* Start Records for this exercise *
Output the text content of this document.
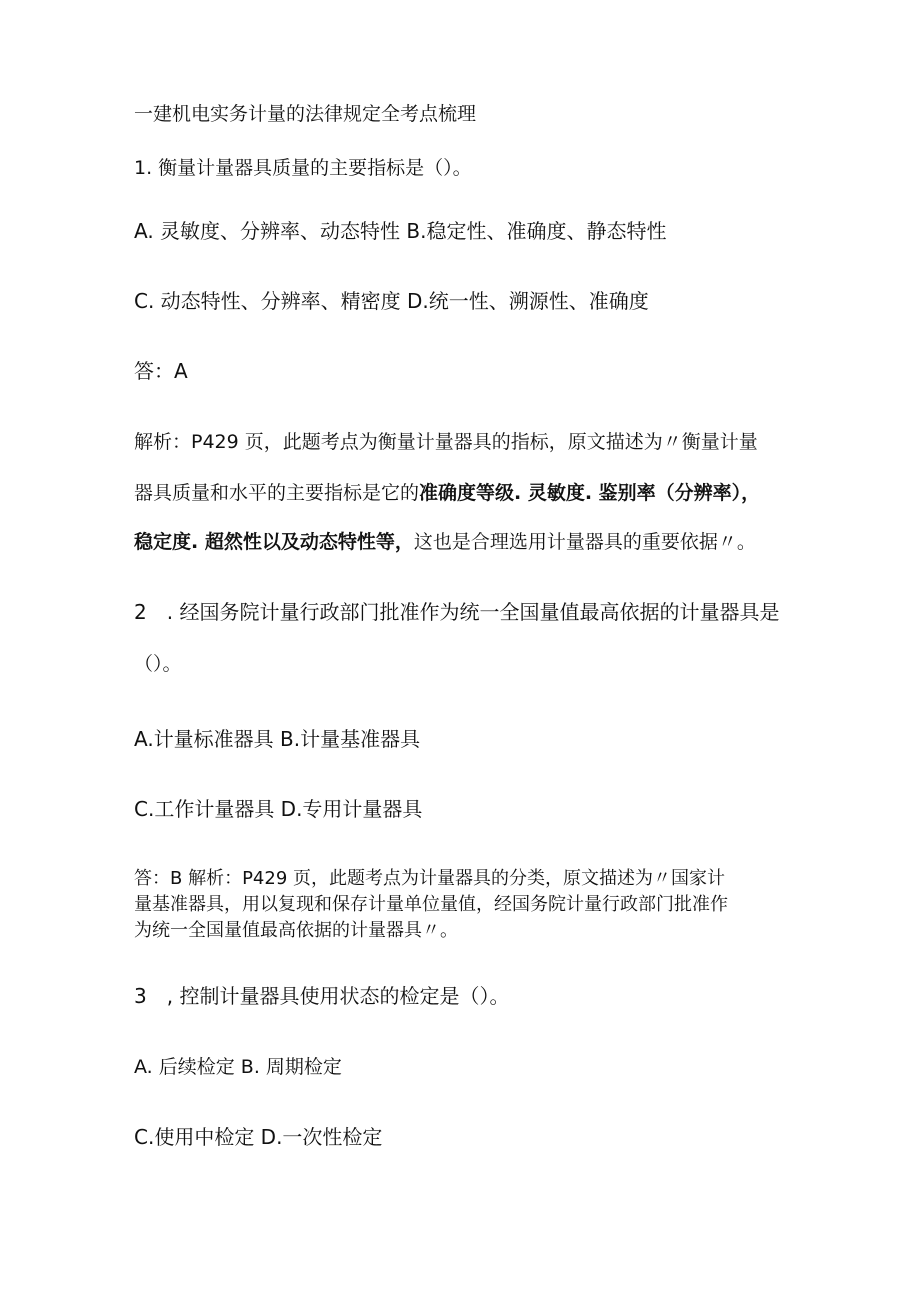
一建机电实务计量的法律规定全考点梳理

1. 衡量计量器具质量的主要指标是（）。

A. 灵敏度、分辨率、动态特性 B.稳定性、准确度、静态特性

C. 动态特性、分辨率、精密度 D.统一性、溯源性、准确度

答：A

解析：P429 页，此题考点为衡量计量器具的指标，原文描述为〃衡量计量

器具质量和水平的主要指标是它的准确度等级. 灵敏度. 鉴别率（分辨率），

稳定度. 超然性以及动态特性等，这也是合理选用计量器具的重要依据〃。

2　. 经国务院计量行政部门批准作为统一全国量值最高依据的计量器具是

（）。

A.计量标准器具 B.计量基准器具

C.工作计量器具 D.专用计量器具

答：B 解析：P429 页，此题考点为计量器具的分类，原文描述为〃国家计

量基准器具，用以复现和保存计量单位量值，经国务院计量行政部门批准作

为统一全国量值最高依据的计量器具〃。

3　, 控制计量器具使用状态的检定是（）。

A. 后续检定 B. 周期检定

C.使用中检定 D.一次性检定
* End Records for this exercise *
What comes back should match the records exactly, minus any pictures.

Solution for this exercise >>
Output the text content of this document.
一建机电实务计量的法律规定全考点梳理

1. 衡量计量器具质量的主要指标是（）。

A. 灵敏度、分辨率、动态特性 B.稳定性、准确度、静态特性

C. 动态特性、分辨率、精密度 D.统一性、溯源性、准确度

答：A

解析：P429 页，此题考点为衡量计量器具的指标，原文描述为〃衡量计量

器具质量和水平的主要指标是它的准确度等级. 灵敏度. 鉴别率（分辨率），

稳定度. 超然性以及动态特性等，这也是合理选用计量器具的重要依据〃。

2　. 经国务院计量行政部门批准作为统一全国量值最高依据的计量器具是

（）。

A.计量标准器具 B.计量基准器具

C.工作计量器具 D.专用计量器具

答：B 解析：P429 页，此题考点为计量器具的分类，原文描述为〃国家计

量基准器具，用以复现和保存计量单位量值，经国务院计量行政部门批准作

为统一全国量值最高依据的计量器具〃。

3　, 控制计量器具使用状态的检定是（）。

A. 后续检定 B. 周期检定

C.使用中检定 D.一次性检定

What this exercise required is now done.